Exercise description ▸
The lines to be extracted begin at the line containing "Give me a plain-text" and end at the last line of the data below; copy them exactly and leave out the pictures.

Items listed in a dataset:
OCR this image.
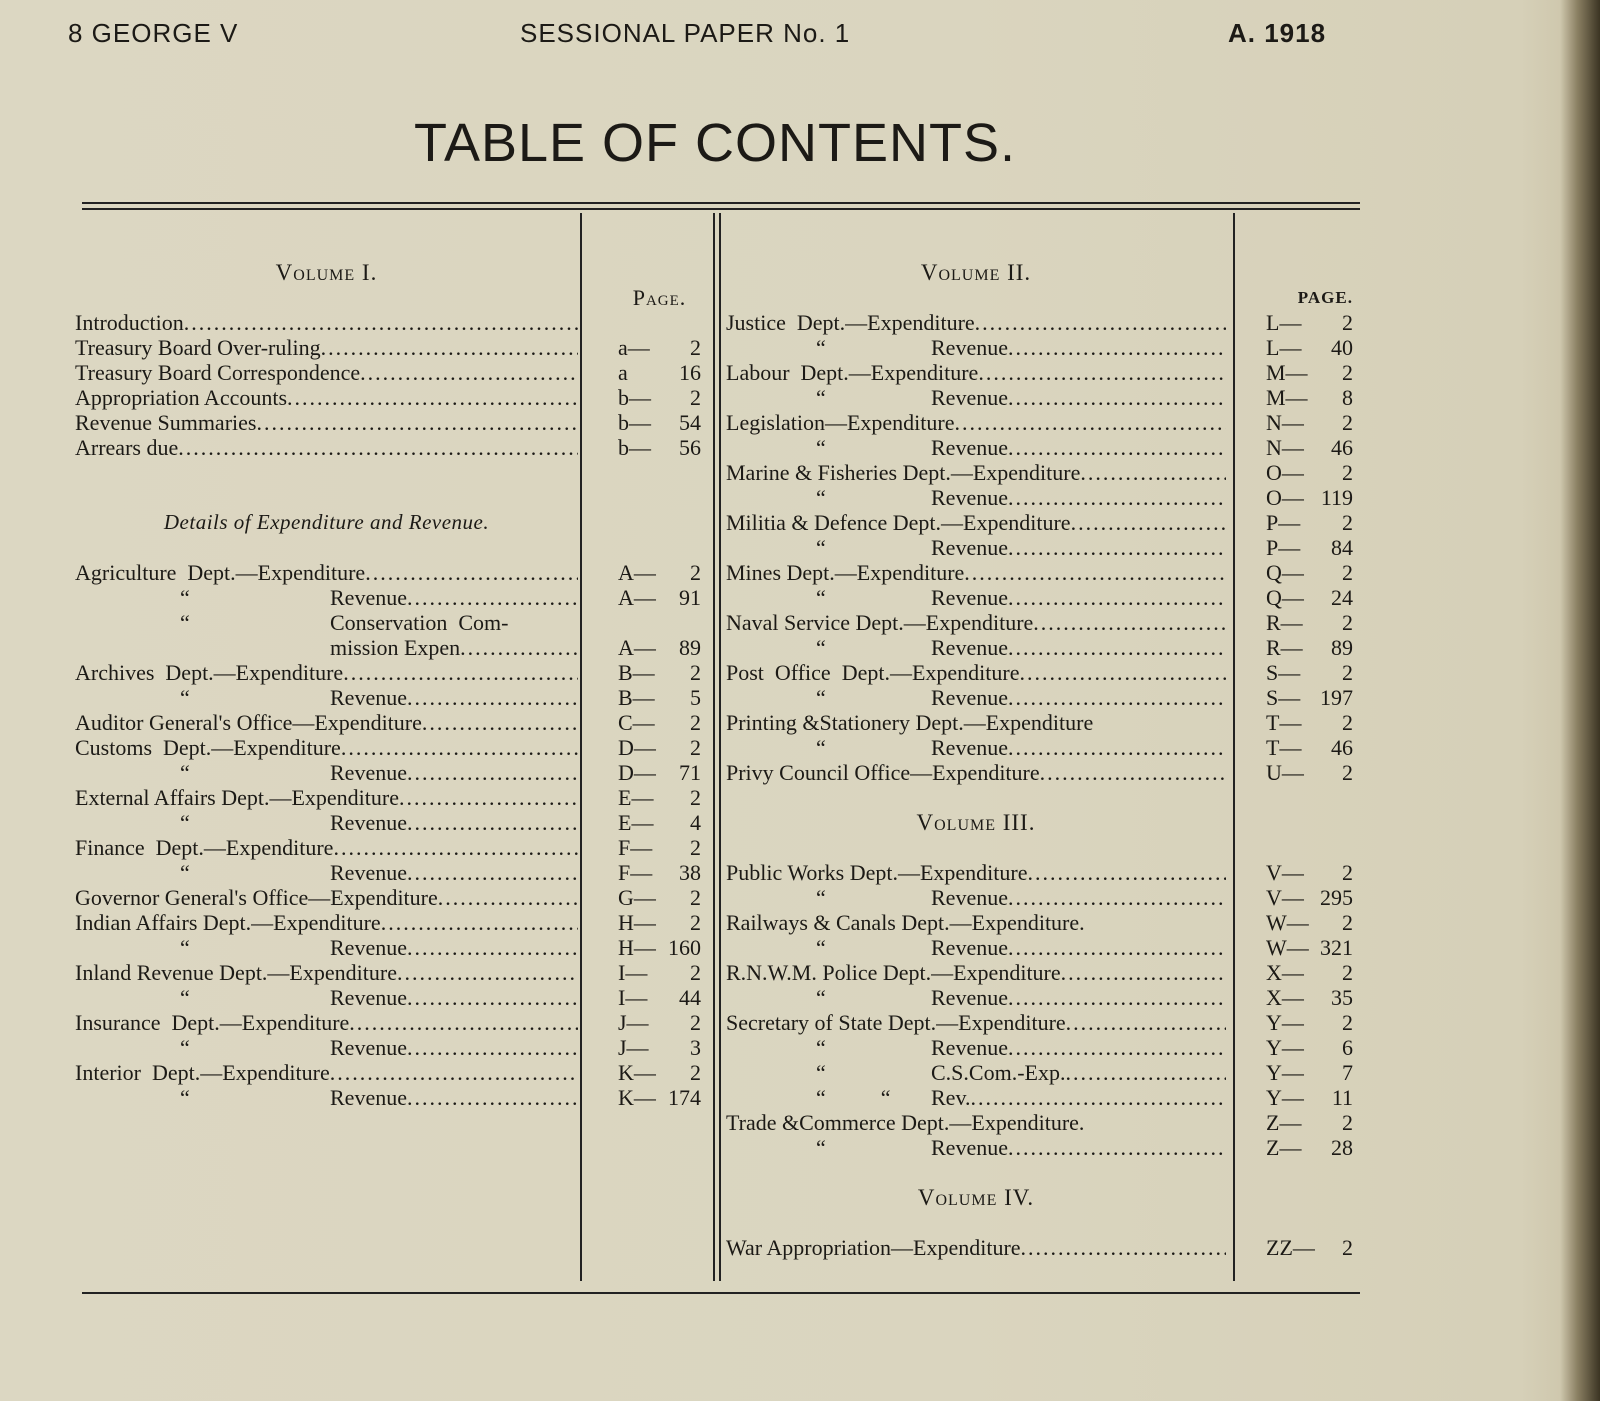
8 GEORGE V	SESSIONAL PAPER No. 1	A. 1918
TABLE OF CONTENTS.
Volume I.
Page.
Introduction
.....
Treasury Board Over-ruling .....	a— 2
Treasury Board Correspondence .....	a 16
Appropriation Accounts .....	b— 2
Revenue Summaries .....	b— 54
Arrears due .....	b— 56
Details of Expenditure and Revenue.
Agriculture  Dept.—Expenditure .....	A— 2
“	Revenue .....	A— 91
“	Conservation  Com-
mission Expen .....	A— 89
Archives  Dept.—Expenditure .....	B— 2
“	Revenue .....	B— 5
Auditor General's Office—Expenditure .....	C— 2
Customs  Dept.—Expenditure .....	D— 2
“	Revenue .....	D— 71
External Affairs Dept.—Expenditure .....	E— 2
“	Revenue .....	E— 4
Finance  Dept.—Expenditure .....	F— 2
“	Revenue .....	F— 38
Governor General's Office—Expenditure .....	G— 2
Indian Affairs Dept.—Expenditure .....	H— 2
“	Revenue .....	H— 160
Inland Revenue Dept.—Expenditure .....	I— 2
“	Revenue .....	I— 44
Insurance  Dept.—Expenditure .....	J— 2
“	Revenue .....	J— 3
Interior  Dept.—Expenditure .....	K— 2
“	Revenue .....	K— 174
Volume II.
PAGE.
Justice  Dept.—Expenditure .....	L— 2
“	Revenue .....	L— 40
Labour  Dept.—Expenditure .....	M— 2
“	Revenue .....	M— 8
Legislation—Expenditure .....	N— 2
“	Revenue .....	N— 46
Marine & Fisheries Dept.—Expenditure .....	O— 2
“	Revenue .....	O— 119
Militia & Defence Dept.—Expenditure .....	P— 2
“	Revenue .....	P— 84
Mines Dept.—Expenditure .....	Q— 2
“	Revenue .....	Q— 24
Naval Service Dept.—Expenditure .....	R— 2
“	Revenue .....	R— 89
Post  Office  Dept.—Expenditure .....	S— 2
“	Revenue .....	S— 197
Printing &Stationery Dept.—Expenditure	T— 2
“	Revenue .....	T— 46
Privy Council Office—Expenditure .....	U— 2
Volume III.
Public Works Dept.—Expenditure .....	V— 2
“	Revenue .....	V— 295
Railways & Canals Dept.—Expenditure.	W— 2
“	Revenue .....	W— 321
R.N.W.M. Police Dept.—Expenditure .....	X— 2
“	Revenue .....	X— 35
Secretary of State Dept.—Expenditure .....	Y— 2
“	Revenue .....	Y— 6
“	C.S.Com.-Exp. .....	Y— 7
“          “	Rev. .....	Y— 11
Trade &Commerce Dept.—Expenditure.	Z— 2
“	Revenue .....	Z— 28
Volume IV.
War Appropriation—Expenditure .....	ZZ— 2
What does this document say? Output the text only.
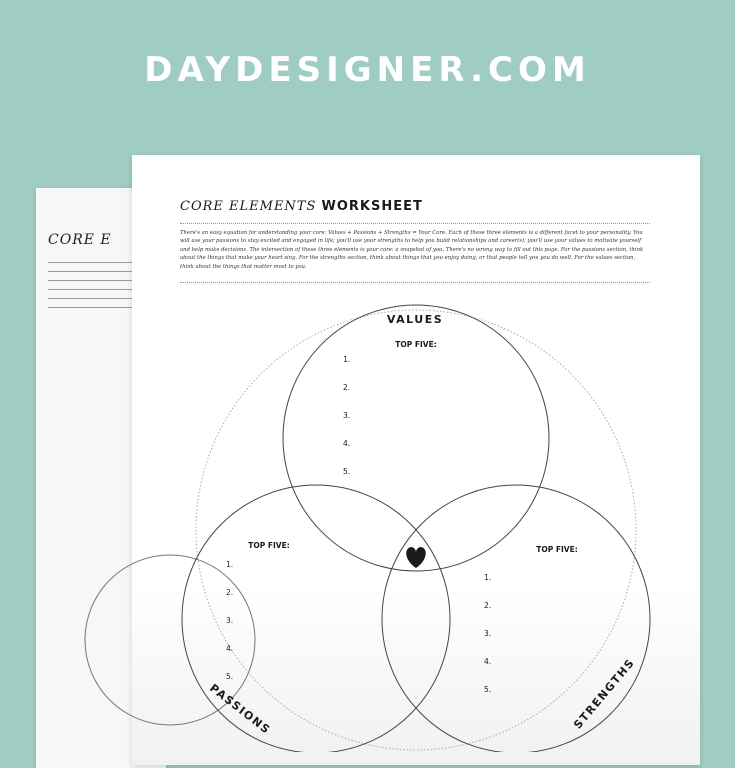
DAYDESIGNER.COM
CORE E
CORE ELEMENTS WORKSHEET
There's an easy equation for understanding your core: Values + Passions + Strengths = Your Core. Each of these three elements is a different facet to your personality. You will use your passions to stay excited and engaged in life; you'll use your strengths to help you build relationships and career(s); you'll use your values to motivate yourself and help make decisions. The intersection of these three elements is your core: a snapshot of you. There's no wrong way to fill out this page. For the passions section, think about the things that make your heart sing. For the strengths section, think about things that you enjoy doing, or that people tell you you do well. For the values section, think about the things that matter most to you.
VALUES
TOP FIVE:
1.
2.
3.
4.
5.
TOP FIVE:
1.
2.
3.
4.
5.
PASSIONS
TOP FIVE:
1.
2.
3.
4.
5.	STRENGTHS
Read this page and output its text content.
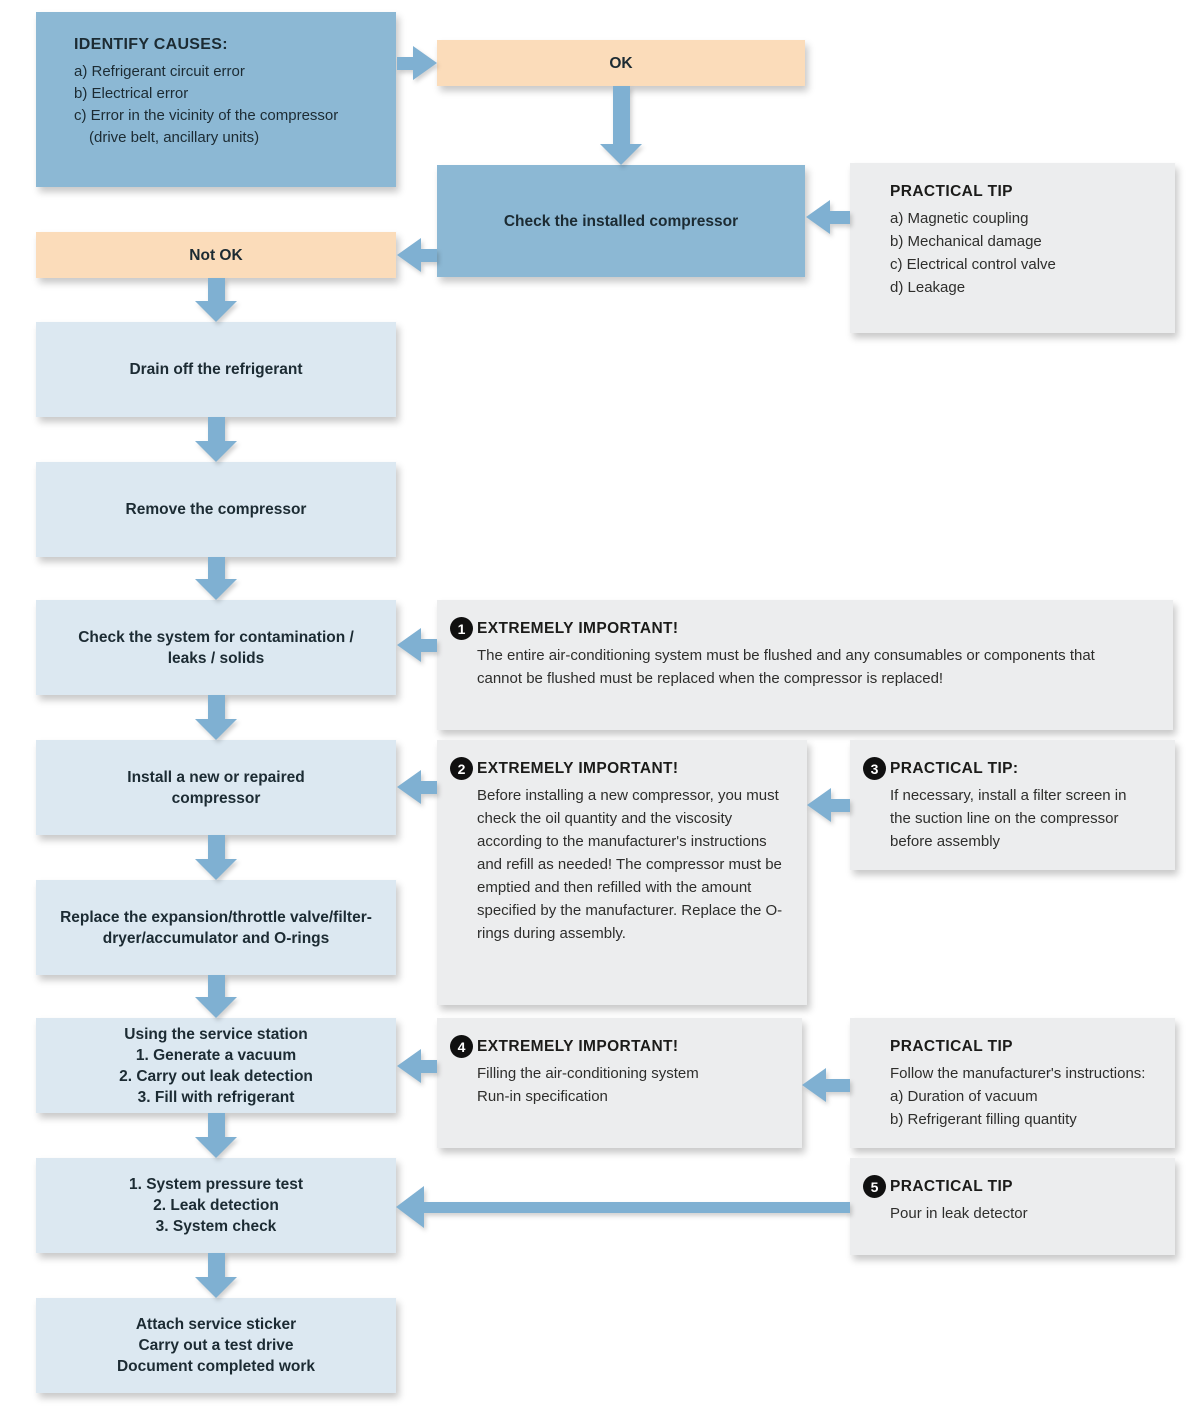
IDENTIFY CAUSES:
a) Refrigerant circuit error
b) Electrical error
c) Error in the vicinity of the compressor
(drive belt, ancillary units)
OK
Check the installed compressor
PRACTICAL TIP
a) Magnetic coupling
b) Mechanical damage
c) Electrical control valve
d) Leakage
Not OK
Drain off the refrigerant
Remove the compressor
Check the system for contamination /
leaks / solids
1 EXTREMELY IMPORTANT!
The entire air-conditioning system must be flushed and any consumables or components that cannot be flushed must be replaced when the compressor is replaced!
Install a new or repaired
compressor
2 EXTREMELY IMPORTANT!
Before installing a new compressor, you must check the oil quantity and the viscosity according to the manufacturer's instructions and refill as needed! The compressor must be emptied and then refilled with the amount specified by the manufacturer. Replace the O-rings during assembly.
3 PRACTICAL TIP:
If necessary, install a filter screen in the suction line on the compressor before assembly
Replace the expansion/throttle valve/filter-
dryer/accumulator and O-rings
Using the service station
1. Generate a vacuum
2. Carry out leak detection
3. Fill with refrigerant
4 EXTREMELY IMPORTANT!
Filling the air-conditioning system
Run-in specification
PRACTICAL TIP
Follow the manufacturer's instructions:
a) Duration of vacuum
b) Refrigerant filling quantity
1. System pressure test
2. Leak detection
3. System check
5 PRACTICAL TIP
Pour in leak detector
Attach service sticker
Carry out a test drive
Document completed work
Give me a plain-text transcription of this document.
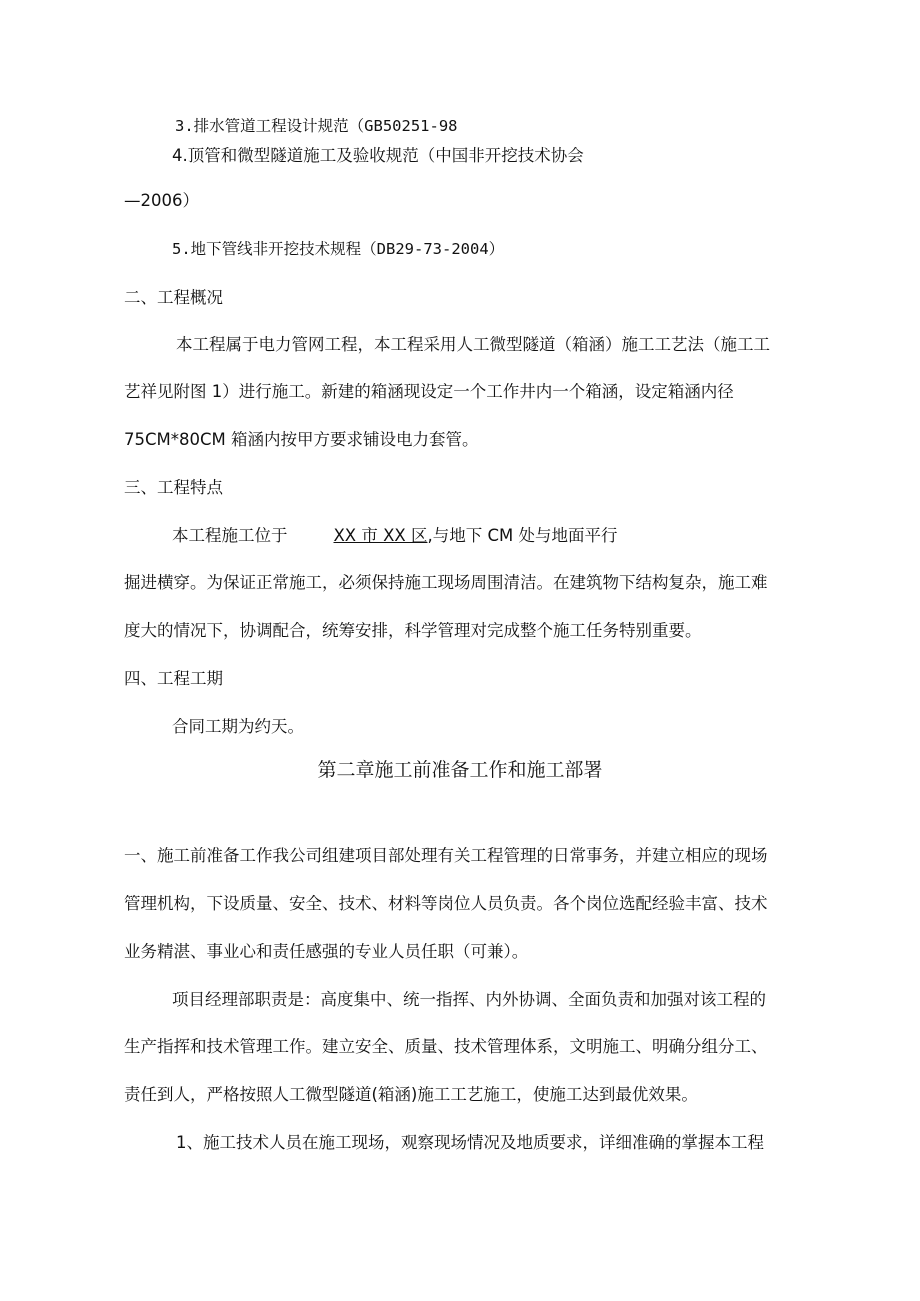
3.排水管道工程设计规范（GB50251-98
4.顶管和微型隧道施工及验收规范（中国非开挖技术协会
—2006）
5.地下管线非开挖技术规程（DB29-73-2004）
二、工程概况
本工程属于电力管网工程，本工程采用人工微型隧道（箱涵）施工工艺法（施工工
艺祥见附图 1）进行施工。新建的箱涵现设定一个工作井内一个箱涵，设定箱涵内径
75CM*80CM 箱涵内按甲方要求铺设电力套管。
三、工程特点
本工程施工位于	XX 市 XX 区,与地下 CM 处与地面平行
掘进横穿。为保证正常施工，必须保持施工现场周围清洁。在建筑物下结构复杂，施工难
度大的情况下，协调配合，统筹安排，科学管理对完成整个施工任务特别重要。
四、工程工期
合同工期为约天。
第二章施工前准备工作和施工部署
一、施工前准备工作我公司组建项目部处理有关工程管理的日常事务，并建立相应的现场
管理机构，下设质量、安全、技术、材料等岗位人员负责。各个岗位选配经验丰富、技术
业务精湛、事业心和责任感强的专业人员任职（可兼）。
项目经理部职责是：高度集中、统一指挥、内外协调、全面负责和加强对该工程的
生产指挥和技术管理工作。建立安全、质量、技术管理体系，文明施工、明确分组分工、
责任到人，严格按照人工微型隧道(箱涵)施工工艺施工，使施工达到最优效果。
1、施工技术人员在施工现场，观察现场情况及地质要求，详细准确的掌握本工程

Output of the task ▸
Give me a plain-text transcription of this document.
3.排水管道工程设计规范（GB50251-98
4.顶管和微型隧道施工及验收规范（中国非开挖技术协会
—2006）
5.地下管线非开挖技术规程（DB29-73-2004）
二、工程概况
本工程属于电力管网工程，本工程采用人工微型隧道（箱涵）施工工艺法（施工工
艺祥见附图 1）进行施工。新建的箱涵现设定一个工作井内一个箱涵，设定箱涵内径
75CM*80CM 箱涵内按甲方要求铺设电力套管。
三、工程特点
本工程施工位于	XX 市 XX 区,与地下 CM 处与地面平行
掘进横穿。为保证正常施工，必须保持施工现场周围清洁。在建筑物下结构复杂，施工难
度大的情况下，协调配合，统筹安排，科学管理对完成整个施工任务特别重要。
四、工程工期
合同工期为约天。
第二章施工前准备工作和施工部署
一、施工前准备工作我公司组建项目部处理有关工程管理的日常事务，并建立相应的现场
管理机构，下设质量、安全、技术、材料等岗位人员负责。各个岗位选配经验丰富、技术
业务精湛、事业心和责任感强的专业人员任职（可兼）。
项目经理部职责是：高度集中、统一指挥、内外协调、全面负责和加强对该工程的
生产指挥和技术管理工作。建立安全、质量、技术管理体系，文明施工、明确分组分工、
责任到人，严格按照人工微型隧道(箱涵)施工工艺施工，使施工达到最优效果。
1、施工技术人员在施工现场，观察现场情况及地质要求，详细准确的掌握本工程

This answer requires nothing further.